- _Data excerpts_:
[Begin]

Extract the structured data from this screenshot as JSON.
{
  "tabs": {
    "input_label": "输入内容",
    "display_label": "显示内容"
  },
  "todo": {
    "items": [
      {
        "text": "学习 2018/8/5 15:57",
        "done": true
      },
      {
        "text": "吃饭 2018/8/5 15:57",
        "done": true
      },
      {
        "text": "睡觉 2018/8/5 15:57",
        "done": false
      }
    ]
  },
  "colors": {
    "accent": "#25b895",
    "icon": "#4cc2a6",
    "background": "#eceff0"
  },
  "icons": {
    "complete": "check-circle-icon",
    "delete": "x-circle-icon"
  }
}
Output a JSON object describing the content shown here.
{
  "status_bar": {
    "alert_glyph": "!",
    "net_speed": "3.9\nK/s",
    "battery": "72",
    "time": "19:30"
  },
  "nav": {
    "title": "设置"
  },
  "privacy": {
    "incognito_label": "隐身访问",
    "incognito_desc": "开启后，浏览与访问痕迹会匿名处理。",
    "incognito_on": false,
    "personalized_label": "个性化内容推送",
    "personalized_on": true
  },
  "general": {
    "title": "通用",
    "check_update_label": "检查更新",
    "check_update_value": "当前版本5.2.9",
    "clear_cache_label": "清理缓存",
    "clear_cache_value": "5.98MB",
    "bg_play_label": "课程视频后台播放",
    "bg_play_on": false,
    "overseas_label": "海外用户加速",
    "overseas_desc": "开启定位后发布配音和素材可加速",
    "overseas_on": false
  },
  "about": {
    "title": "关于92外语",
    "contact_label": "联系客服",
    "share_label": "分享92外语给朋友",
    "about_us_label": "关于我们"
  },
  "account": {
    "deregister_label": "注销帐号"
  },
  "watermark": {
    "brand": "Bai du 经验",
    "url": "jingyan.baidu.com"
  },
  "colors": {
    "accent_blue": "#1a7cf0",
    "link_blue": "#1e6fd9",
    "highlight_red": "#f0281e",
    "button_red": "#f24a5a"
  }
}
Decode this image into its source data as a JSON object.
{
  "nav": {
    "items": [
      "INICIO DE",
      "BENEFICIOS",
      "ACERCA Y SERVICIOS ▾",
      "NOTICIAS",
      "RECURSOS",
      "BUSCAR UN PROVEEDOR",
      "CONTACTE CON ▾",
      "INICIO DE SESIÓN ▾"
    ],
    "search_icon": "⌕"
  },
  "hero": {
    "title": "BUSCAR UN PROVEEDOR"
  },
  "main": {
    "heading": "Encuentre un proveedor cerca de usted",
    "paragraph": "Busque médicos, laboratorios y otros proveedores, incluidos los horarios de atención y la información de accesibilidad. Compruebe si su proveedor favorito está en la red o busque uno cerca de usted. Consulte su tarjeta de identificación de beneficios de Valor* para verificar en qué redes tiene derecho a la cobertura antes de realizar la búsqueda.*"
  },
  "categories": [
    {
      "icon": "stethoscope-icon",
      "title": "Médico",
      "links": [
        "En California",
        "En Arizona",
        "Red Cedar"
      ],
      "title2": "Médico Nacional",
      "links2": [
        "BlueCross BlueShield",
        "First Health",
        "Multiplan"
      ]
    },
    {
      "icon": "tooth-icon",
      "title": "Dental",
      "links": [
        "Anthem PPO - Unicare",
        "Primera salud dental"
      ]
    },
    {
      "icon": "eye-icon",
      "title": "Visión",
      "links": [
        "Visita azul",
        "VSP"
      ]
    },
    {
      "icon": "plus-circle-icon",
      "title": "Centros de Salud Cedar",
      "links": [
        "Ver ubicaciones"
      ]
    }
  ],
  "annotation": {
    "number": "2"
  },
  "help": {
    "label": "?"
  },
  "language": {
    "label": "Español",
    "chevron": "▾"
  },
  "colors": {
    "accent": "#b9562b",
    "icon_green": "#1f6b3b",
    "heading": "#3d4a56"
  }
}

[End]
[Begin]

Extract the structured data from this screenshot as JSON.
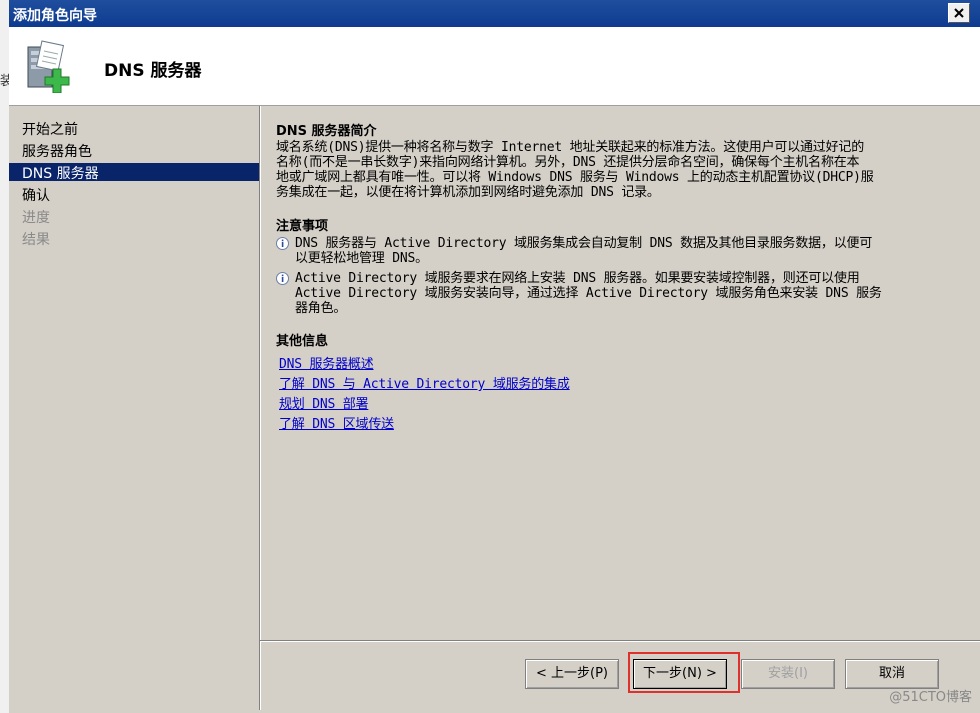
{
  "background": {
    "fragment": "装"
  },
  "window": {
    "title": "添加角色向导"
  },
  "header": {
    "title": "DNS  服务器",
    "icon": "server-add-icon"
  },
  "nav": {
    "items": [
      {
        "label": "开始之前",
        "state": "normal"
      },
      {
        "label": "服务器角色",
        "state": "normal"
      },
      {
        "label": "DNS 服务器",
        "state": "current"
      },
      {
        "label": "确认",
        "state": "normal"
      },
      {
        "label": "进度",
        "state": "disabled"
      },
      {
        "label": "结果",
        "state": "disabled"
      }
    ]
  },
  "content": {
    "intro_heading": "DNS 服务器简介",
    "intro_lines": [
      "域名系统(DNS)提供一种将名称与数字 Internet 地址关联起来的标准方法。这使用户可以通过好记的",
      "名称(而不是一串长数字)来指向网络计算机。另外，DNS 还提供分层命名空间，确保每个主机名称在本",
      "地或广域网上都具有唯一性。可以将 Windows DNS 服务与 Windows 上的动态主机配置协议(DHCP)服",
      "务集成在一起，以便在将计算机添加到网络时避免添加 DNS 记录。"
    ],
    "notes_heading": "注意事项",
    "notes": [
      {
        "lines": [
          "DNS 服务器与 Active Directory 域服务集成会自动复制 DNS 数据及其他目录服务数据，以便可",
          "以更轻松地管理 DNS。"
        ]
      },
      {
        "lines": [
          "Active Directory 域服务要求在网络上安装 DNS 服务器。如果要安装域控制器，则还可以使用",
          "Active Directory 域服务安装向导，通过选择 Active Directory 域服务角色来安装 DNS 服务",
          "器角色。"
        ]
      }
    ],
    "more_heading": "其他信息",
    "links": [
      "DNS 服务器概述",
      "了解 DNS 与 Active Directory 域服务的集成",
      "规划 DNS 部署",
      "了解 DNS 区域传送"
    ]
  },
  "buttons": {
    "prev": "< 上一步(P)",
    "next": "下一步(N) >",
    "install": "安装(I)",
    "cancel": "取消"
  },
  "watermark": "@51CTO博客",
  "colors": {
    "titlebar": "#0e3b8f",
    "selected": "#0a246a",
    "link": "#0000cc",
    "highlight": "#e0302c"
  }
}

[End]
[Begin]

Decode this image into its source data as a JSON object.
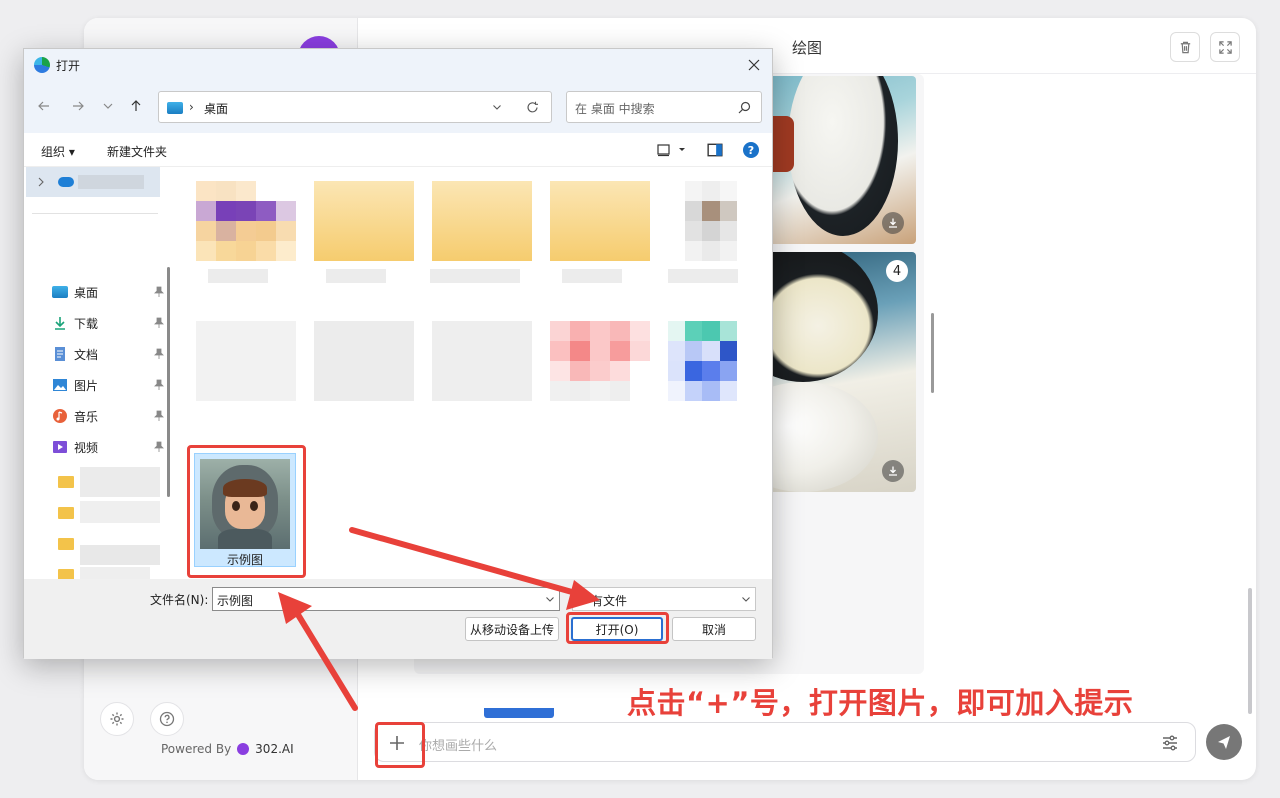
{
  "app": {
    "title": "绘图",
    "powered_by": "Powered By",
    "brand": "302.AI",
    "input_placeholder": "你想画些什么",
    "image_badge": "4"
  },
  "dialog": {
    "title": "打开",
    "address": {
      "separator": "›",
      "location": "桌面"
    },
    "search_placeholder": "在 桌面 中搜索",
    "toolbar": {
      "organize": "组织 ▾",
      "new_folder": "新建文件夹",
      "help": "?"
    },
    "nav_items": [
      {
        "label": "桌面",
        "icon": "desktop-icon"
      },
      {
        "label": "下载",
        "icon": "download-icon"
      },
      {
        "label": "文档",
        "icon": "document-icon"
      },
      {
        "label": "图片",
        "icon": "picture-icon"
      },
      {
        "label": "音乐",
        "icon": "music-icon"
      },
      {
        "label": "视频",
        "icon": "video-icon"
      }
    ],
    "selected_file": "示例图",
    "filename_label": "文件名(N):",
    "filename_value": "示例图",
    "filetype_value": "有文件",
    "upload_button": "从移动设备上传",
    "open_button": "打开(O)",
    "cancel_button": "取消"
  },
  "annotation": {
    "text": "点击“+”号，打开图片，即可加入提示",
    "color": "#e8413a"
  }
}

[End]

- _Exercise aim_: Report how many lines in these entries contain "content". Answer with the number only.

- _Output for this task_: 2